### Passage
==============================

Then Ford had paused, turning back to Jack with a nod. “And you’re right.”

This, no doubt, would be a different kind of encounter. Over the years the senior chaplain, Theodore Speers, had counseled hundreds if not thousands of cadets who were on the verge of leaving. Already 150 members of the class of ’66 had quit. Resignation was practically endemic at the academy. Some quit because of what they said were orders from the Lord — they were sometimes referred to derisively as the God Squad. Others quit to get married, or to attend “real college.” And a few — the Brasso cocktail crowd — tried to kill themselves.

Among Jack’s classmates, in fact, there had been at least one suicide attempt, by a boy from Nebraska named Jenkins. He was bright, scrawny, and instant prey for the cadre, who made him sit by his window and cheep like a bird. “Louder, Jenkins, louder,” they yelled from their rooms. Then one morning, New Cadet Jenkins flung himself down a stairwell. Within an hour every trace of Jenkins had been eradicated from his room: name tags stripped, equipment removed, mattress folded double on the springs. It was eerie, as though he had never existed; it was like Benedict Arnold’s name being chiseled off the chapel plaque.

Jack was not that desperate. Some things at West Point, he had to admit, were downright fun. Jim Daly was a decent man, not nearly the thug that some of the other squad leaders were. Daly took his duties seriously, but he also had a puckish streak. Sometimes he pretended that the 17th Division was a submarine; he would post Jack and his classmates on the top floor as though it were a conning tower while they made torpedo runs on the barracks across Central Area.

“Ah-oooga! Ah-oooga! Fire one! Fire two!” Daly would shout, as his crew flushed the toilets with a whoosh, pretending they were aboard the Spadefish or the Wahoo. Jack also enjoyed the rifle range: he had shot better than anyone else in the company with his M-14, winning three pints of maple walnut ice cream, which he shared with the squad.

“Have I changed?” he wrote to his parents midway through Beast.

Am seven to 10 pounds lighter, probably down to 144. Long, tough pull ahead. Eleven months more, then only thirty days off. Four years more, actually. Really, I guess it’s a lifetime more to go. Childhood’s over. So are those teenage years, school days and parties that books and t.v. promised but were never delivered. What’s life all for anyway? Who cares? I’ve got to shine my shoes.

==============================

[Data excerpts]
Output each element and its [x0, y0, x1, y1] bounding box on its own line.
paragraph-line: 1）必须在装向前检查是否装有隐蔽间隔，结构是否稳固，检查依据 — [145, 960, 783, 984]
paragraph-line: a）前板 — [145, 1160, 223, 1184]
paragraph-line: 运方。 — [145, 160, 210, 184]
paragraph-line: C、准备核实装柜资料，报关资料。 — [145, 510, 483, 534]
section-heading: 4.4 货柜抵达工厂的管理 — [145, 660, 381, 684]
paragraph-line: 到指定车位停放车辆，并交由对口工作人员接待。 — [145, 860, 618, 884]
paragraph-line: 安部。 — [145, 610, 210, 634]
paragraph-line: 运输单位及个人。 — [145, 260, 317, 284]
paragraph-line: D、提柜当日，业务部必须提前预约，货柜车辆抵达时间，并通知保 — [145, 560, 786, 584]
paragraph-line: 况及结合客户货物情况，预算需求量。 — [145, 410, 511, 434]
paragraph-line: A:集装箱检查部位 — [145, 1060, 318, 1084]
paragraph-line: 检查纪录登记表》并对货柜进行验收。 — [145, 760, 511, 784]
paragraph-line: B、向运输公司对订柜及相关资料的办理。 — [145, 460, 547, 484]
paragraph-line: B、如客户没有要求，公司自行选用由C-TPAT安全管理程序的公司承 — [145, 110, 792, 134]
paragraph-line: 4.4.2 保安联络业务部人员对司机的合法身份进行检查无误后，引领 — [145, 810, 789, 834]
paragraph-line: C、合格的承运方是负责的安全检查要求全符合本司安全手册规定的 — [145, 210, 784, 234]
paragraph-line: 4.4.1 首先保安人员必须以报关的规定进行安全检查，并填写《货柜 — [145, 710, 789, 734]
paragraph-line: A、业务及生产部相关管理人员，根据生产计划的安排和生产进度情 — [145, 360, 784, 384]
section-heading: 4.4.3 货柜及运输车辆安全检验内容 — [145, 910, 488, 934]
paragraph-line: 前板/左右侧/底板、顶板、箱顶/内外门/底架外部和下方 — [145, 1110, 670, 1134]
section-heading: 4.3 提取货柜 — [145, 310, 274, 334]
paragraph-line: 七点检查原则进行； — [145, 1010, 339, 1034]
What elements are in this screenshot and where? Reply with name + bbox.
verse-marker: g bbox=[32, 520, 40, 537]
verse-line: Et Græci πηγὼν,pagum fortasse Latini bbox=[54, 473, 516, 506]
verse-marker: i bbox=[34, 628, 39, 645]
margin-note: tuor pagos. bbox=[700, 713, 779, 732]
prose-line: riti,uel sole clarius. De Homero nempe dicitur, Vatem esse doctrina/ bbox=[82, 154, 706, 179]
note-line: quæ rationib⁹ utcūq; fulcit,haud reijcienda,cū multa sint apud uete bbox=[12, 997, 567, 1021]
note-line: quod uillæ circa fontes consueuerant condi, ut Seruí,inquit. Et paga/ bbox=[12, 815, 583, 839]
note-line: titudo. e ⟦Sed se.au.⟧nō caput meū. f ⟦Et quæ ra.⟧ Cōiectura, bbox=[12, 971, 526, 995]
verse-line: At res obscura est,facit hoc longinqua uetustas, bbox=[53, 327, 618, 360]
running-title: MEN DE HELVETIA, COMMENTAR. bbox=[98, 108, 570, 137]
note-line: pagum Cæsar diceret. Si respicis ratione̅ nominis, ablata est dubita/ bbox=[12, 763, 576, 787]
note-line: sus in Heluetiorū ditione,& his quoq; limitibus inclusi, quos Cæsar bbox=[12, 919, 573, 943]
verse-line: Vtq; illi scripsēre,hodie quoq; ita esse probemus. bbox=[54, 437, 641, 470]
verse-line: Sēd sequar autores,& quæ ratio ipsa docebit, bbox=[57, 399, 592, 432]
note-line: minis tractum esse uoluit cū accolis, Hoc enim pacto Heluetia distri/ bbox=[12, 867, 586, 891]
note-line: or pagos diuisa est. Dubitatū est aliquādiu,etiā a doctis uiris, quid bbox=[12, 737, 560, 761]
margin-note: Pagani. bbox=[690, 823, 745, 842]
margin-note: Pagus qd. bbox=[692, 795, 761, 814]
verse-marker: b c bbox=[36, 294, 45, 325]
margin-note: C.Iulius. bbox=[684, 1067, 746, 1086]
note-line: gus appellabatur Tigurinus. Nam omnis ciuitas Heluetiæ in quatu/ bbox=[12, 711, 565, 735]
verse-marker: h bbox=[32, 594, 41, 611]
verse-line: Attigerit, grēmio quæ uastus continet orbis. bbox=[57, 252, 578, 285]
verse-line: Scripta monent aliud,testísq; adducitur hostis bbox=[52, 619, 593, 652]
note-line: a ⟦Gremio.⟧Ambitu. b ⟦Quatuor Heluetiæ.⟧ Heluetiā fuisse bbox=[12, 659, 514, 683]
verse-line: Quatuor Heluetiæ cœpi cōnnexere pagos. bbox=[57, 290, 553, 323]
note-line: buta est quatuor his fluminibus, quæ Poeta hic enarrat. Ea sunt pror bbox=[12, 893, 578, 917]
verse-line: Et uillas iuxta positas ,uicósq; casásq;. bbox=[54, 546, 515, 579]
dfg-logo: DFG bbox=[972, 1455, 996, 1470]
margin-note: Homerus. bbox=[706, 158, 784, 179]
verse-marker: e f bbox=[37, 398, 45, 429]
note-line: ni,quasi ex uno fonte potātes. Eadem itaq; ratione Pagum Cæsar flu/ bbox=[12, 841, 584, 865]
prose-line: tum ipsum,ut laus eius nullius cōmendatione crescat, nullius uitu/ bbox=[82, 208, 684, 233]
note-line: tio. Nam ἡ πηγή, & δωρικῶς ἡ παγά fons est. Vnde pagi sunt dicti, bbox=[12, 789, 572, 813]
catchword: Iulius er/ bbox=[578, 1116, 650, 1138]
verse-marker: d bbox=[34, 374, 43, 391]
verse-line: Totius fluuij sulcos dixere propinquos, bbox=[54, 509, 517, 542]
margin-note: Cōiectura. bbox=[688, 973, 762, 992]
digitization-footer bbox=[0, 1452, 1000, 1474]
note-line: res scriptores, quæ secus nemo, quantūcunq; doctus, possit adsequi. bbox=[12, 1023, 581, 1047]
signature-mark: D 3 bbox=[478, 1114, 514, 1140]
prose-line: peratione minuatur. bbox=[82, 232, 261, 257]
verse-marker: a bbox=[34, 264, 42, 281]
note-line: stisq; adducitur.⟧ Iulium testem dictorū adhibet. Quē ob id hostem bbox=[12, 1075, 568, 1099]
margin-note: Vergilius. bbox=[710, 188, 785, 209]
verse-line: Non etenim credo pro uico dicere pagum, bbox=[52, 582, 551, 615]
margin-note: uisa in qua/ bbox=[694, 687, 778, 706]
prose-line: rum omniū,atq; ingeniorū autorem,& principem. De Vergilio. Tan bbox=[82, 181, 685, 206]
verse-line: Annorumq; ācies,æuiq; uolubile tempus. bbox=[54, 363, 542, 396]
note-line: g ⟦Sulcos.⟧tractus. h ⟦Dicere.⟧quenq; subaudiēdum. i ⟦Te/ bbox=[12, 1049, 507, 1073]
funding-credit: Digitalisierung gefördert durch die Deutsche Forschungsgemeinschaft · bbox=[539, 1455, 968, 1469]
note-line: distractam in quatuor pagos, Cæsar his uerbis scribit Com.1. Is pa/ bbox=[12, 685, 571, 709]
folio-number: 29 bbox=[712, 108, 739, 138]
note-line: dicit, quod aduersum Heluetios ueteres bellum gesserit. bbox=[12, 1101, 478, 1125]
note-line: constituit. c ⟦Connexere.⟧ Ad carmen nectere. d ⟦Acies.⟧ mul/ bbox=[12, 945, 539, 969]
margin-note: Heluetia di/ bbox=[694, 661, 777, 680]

==============================

### Problem details
Please translate this sentence from the West Point passage into Spanish: "Some things at West Point, he had to admit, were downright fun."

### Written response
Algunas cosas en West Point, tenía que admitirlo, eran francamente divertidas.